Objective: Edit everything from the start of the material down to the line containing "xmp-metadata-card: XMP metadata", changing each "sunny" to "cloudy" and leaving all else as it is.

[Entries taken from a collection]
╔══

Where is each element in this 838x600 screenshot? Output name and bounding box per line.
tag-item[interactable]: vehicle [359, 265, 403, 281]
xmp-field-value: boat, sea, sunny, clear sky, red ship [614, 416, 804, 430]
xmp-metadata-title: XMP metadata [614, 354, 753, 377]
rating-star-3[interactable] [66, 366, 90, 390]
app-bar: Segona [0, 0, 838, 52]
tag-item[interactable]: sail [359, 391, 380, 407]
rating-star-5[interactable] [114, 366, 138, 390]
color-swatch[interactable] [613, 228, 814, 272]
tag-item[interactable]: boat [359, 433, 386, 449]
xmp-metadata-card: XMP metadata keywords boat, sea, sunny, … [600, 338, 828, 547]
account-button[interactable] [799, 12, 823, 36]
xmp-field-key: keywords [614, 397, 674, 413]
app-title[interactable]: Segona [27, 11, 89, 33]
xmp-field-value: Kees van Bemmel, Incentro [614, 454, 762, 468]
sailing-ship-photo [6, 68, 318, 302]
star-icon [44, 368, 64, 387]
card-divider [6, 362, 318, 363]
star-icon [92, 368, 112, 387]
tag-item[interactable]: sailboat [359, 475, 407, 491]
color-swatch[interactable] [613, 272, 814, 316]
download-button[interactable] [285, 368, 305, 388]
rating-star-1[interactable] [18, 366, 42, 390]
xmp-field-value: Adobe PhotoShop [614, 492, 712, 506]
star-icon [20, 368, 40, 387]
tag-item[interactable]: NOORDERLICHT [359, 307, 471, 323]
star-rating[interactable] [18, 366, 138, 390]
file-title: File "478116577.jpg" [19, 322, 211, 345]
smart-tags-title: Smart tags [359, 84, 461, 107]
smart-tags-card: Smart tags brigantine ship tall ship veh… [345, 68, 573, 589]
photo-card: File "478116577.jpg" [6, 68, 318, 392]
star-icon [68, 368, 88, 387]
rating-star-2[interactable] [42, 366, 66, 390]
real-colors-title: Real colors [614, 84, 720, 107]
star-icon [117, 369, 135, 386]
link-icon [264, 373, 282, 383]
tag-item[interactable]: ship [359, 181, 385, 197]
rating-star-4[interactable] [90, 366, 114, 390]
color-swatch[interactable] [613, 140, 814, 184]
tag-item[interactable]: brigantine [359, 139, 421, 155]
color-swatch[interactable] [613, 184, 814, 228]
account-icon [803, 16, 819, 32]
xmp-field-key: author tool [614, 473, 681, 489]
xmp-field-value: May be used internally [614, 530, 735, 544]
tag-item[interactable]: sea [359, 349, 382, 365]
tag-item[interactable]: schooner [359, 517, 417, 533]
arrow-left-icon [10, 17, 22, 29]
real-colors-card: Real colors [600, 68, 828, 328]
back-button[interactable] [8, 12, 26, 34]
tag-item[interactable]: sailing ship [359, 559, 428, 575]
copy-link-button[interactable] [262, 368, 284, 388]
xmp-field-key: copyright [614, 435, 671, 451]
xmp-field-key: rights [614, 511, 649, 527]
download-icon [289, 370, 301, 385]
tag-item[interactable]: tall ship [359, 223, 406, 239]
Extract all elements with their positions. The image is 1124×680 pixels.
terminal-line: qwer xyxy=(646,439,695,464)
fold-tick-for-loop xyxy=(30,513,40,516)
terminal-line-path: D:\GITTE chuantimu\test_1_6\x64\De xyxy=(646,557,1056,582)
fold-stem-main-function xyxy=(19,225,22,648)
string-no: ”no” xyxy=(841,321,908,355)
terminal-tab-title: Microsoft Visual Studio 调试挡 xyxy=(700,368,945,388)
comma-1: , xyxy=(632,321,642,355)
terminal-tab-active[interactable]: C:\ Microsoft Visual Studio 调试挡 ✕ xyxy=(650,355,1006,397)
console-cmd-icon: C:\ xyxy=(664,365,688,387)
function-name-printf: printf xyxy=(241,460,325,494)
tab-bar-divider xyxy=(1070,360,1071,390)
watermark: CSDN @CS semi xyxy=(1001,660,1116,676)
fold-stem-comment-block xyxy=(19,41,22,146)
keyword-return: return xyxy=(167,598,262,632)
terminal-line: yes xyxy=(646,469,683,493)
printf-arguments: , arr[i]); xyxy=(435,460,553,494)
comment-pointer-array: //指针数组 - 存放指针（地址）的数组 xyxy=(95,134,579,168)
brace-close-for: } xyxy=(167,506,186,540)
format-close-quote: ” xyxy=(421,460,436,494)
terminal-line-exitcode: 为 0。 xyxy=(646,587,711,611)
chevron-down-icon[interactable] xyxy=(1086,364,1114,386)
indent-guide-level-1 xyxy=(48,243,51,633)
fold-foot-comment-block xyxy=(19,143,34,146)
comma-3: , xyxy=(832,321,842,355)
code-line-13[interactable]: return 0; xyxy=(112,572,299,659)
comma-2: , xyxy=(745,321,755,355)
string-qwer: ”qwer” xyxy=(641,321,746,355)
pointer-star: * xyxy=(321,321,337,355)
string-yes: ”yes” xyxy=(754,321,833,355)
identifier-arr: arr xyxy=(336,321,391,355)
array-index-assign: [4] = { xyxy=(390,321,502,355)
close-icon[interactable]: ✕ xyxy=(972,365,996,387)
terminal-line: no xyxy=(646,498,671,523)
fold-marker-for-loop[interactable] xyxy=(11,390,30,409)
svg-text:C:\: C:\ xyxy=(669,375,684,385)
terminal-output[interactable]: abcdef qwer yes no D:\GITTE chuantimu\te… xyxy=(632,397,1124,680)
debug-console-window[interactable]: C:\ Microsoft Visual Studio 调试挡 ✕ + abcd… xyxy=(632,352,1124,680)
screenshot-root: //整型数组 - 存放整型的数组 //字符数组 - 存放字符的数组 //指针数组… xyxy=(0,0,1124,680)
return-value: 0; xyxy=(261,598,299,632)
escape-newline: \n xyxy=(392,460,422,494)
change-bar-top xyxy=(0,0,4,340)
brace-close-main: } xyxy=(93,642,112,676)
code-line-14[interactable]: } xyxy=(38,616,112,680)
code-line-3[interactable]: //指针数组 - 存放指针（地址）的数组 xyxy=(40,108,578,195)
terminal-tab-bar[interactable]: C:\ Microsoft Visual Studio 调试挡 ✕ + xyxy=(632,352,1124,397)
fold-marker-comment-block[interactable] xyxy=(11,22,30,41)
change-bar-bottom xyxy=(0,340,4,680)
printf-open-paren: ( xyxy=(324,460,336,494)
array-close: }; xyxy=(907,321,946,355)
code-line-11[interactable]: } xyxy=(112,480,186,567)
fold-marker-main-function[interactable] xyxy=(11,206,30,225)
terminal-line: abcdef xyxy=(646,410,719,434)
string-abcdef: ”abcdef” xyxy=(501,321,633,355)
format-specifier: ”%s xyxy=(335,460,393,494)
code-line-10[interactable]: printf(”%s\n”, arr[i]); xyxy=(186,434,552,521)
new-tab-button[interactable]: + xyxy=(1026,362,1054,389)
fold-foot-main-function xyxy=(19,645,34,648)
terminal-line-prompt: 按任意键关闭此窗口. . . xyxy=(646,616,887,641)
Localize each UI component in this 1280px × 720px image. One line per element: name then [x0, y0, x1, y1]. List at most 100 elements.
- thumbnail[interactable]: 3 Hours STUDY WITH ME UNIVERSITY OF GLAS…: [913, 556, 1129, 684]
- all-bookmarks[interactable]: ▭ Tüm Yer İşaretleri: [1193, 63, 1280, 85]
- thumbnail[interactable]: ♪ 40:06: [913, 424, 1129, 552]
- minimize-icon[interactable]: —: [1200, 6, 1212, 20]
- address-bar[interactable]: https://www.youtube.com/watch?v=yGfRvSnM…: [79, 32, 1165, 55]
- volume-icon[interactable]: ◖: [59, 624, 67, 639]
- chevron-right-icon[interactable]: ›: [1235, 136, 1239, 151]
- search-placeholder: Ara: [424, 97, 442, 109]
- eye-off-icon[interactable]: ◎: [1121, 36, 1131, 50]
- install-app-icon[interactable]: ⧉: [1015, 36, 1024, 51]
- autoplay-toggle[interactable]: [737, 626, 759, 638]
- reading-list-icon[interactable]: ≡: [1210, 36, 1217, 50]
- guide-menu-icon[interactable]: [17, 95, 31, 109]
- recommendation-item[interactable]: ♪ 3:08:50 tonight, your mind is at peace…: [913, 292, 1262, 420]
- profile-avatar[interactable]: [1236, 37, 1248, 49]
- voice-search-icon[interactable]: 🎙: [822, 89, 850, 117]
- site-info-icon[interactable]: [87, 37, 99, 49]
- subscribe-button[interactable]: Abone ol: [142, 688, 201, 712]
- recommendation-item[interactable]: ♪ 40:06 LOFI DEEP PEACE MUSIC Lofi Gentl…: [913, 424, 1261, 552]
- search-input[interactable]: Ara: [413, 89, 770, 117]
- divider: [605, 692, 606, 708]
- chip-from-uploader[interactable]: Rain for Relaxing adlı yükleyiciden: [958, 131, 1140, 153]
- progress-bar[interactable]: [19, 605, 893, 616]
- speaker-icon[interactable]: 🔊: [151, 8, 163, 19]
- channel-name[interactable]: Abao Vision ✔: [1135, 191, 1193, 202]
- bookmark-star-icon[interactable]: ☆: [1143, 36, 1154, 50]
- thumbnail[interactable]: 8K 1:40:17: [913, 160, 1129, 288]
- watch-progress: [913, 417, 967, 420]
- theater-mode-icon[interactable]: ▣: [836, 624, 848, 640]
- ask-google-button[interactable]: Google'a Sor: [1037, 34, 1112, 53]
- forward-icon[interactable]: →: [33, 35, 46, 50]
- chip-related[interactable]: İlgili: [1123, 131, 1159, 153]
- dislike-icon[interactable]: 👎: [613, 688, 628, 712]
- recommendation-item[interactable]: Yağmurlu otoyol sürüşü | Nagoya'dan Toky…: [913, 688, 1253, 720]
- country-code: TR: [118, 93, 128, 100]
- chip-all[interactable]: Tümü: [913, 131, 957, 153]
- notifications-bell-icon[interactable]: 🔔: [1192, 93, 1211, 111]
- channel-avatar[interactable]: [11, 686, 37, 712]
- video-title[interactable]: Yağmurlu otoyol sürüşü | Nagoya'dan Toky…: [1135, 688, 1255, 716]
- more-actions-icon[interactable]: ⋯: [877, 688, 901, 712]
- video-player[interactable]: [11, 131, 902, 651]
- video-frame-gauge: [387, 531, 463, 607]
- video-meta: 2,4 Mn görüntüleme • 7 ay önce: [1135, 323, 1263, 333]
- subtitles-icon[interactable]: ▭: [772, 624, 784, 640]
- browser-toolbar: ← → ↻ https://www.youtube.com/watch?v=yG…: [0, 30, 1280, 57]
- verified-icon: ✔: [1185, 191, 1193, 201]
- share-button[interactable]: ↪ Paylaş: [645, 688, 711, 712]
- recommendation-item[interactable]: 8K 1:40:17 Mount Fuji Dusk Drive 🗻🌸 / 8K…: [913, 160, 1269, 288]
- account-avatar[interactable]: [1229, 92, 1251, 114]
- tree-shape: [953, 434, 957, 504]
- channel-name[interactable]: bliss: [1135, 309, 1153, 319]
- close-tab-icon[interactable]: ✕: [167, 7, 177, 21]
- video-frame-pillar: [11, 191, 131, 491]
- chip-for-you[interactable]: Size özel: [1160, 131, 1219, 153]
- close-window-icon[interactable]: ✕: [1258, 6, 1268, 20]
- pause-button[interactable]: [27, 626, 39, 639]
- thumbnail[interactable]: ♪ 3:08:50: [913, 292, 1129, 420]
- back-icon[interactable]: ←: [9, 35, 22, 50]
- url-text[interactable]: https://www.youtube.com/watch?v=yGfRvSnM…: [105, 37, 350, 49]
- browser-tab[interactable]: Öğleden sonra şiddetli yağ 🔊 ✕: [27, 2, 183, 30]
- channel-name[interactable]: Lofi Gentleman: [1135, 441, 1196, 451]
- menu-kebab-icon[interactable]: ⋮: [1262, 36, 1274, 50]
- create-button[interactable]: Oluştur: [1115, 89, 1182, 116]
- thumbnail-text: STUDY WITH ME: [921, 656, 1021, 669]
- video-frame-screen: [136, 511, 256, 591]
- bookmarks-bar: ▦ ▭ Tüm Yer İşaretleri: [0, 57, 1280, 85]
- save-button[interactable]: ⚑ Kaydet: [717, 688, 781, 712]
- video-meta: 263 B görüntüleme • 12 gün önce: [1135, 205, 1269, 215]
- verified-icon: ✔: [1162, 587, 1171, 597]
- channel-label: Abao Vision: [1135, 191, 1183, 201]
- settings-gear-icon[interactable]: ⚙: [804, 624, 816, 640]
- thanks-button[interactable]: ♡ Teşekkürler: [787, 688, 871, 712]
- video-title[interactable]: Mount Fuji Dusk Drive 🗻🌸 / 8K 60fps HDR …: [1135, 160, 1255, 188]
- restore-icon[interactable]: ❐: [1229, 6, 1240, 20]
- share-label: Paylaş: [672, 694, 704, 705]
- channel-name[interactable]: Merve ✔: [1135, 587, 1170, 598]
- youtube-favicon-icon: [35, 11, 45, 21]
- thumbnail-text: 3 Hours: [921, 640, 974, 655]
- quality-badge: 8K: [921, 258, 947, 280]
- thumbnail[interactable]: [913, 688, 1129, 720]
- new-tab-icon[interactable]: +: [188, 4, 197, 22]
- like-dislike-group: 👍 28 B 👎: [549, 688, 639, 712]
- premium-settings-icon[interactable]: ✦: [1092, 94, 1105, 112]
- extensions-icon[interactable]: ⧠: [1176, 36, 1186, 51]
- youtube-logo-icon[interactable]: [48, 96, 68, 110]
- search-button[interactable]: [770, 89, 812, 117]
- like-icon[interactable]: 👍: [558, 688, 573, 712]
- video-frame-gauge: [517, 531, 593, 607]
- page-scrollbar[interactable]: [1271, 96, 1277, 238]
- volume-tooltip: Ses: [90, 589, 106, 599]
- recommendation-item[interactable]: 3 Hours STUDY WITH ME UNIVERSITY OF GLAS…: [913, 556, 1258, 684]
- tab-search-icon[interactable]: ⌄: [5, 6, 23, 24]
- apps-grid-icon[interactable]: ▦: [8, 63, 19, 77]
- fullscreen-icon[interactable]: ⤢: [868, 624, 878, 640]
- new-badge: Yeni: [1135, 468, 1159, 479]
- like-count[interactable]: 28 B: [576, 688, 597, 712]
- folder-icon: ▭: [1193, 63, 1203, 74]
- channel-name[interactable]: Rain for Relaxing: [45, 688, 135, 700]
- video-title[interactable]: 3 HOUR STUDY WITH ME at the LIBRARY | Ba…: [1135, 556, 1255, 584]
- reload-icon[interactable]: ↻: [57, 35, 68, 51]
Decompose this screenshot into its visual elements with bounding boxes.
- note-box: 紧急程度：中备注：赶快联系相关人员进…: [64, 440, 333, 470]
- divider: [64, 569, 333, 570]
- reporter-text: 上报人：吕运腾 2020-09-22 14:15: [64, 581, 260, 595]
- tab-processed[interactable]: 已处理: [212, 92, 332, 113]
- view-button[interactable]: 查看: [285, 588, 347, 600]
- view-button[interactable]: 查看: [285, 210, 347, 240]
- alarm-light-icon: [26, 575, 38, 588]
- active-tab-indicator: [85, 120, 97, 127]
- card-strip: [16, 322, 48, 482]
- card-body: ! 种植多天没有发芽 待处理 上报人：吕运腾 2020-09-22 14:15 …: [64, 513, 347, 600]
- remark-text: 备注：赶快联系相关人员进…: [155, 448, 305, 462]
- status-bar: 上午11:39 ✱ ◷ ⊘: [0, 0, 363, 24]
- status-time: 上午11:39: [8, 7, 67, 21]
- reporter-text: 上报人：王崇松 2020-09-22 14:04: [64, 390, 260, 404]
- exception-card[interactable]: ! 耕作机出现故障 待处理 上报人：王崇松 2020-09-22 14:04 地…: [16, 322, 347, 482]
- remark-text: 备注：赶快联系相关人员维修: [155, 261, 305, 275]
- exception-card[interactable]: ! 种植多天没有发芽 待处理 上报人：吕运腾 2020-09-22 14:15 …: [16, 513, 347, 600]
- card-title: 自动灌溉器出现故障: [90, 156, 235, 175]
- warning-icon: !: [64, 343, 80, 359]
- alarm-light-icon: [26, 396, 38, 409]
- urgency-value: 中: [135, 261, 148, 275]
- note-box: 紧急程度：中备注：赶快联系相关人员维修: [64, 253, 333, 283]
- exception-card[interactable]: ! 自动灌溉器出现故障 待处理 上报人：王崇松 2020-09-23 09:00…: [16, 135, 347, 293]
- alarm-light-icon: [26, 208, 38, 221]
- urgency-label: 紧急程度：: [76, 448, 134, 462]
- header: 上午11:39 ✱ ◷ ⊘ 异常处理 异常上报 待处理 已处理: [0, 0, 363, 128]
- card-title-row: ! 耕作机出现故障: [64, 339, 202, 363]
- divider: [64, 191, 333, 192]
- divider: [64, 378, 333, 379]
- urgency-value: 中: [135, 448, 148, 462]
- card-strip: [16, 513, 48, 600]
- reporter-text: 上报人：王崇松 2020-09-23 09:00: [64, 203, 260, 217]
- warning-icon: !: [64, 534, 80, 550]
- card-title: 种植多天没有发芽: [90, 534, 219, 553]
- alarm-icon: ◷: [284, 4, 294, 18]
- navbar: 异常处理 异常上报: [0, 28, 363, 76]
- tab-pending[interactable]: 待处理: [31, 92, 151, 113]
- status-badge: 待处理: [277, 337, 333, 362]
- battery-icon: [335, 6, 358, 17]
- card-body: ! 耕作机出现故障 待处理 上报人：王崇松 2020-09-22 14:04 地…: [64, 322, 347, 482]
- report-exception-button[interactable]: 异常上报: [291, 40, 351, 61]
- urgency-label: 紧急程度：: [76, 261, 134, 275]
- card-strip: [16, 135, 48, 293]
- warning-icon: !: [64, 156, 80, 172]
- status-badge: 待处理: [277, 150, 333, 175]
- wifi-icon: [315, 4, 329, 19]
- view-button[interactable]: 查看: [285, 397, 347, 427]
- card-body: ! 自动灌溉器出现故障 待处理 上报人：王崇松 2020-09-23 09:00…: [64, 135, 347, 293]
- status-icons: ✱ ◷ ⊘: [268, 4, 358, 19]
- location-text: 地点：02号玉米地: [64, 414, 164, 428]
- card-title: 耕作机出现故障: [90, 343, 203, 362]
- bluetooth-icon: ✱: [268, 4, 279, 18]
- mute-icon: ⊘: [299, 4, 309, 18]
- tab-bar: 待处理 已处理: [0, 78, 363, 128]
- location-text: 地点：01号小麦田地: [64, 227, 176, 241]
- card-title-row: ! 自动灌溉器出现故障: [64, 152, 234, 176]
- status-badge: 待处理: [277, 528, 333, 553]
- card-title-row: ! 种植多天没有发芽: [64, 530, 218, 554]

╚══

Written response:
Where is each element in this 838x600 screenshot? Output name and bounding box per line.
tag-item[interactable]: vehicle [359, 265, 403, 281]
xmp-field-value: boat, sea, cloudy, clear sky, red ship [614, 416, 804, 430]
xmp-metadata-title: XMP metadata [614, 354, 753, 377]
rating-star-3[interactable] [66, 366, 90, 390]
app-bar: Segona [0, 0, 838, 52]
tag-item[interactable]: sail [359, 391, 380, 407]
rating-star-5[interactable] [114, 366, 138, 390]
color-swatch[interactable] [613, 228, 814, 272]
tag-item[interactable]: boat [359, 433, 386, 449]
xmp-metadata-card: XMP metadata keywords boat, sea, cloudy, … [600, 338, 828, 547]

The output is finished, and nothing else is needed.